---- Data for processing

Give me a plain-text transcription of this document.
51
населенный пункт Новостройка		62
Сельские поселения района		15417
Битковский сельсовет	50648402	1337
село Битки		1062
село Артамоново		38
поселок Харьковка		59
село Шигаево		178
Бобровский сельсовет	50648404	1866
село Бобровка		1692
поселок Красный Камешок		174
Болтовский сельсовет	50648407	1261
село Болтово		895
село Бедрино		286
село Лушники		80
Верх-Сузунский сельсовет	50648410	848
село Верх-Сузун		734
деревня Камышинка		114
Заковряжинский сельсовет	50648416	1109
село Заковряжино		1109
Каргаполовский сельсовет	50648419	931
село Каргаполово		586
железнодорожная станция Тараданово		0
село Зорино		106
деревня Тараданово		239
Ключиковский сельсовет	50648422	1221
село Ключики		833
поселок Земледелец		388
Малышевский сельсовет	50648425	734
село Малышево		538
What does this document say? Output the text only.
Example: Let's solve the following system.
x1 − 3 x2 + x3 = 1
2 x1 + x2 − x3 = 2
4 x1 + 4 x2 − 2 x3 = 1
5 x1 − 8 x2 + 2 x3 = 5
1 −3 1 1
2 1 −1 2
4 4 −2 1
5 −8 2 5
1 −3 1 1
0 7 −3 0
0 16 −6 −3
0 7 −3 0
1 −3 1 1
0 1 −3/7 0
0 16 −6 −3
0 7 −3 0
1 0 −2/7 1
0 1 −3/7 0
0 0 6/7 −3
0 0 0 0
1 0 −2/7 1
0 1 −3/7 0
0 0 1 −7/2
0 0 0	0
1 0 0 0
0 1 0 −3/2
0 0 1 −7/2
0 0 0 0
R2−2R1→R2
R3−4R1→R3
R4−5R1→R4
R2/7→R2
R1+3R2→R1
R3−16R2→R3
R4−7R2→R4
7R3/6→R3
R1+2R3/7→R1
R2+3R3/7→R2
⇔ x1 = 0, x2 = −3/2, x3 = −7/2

--------

(Requirement):
Scan the listing above. Gather each line that contains the word "Верх".

(Completed task):
Верх-Сузунский сельсовет	50648410	848
село Верх-Сузун		734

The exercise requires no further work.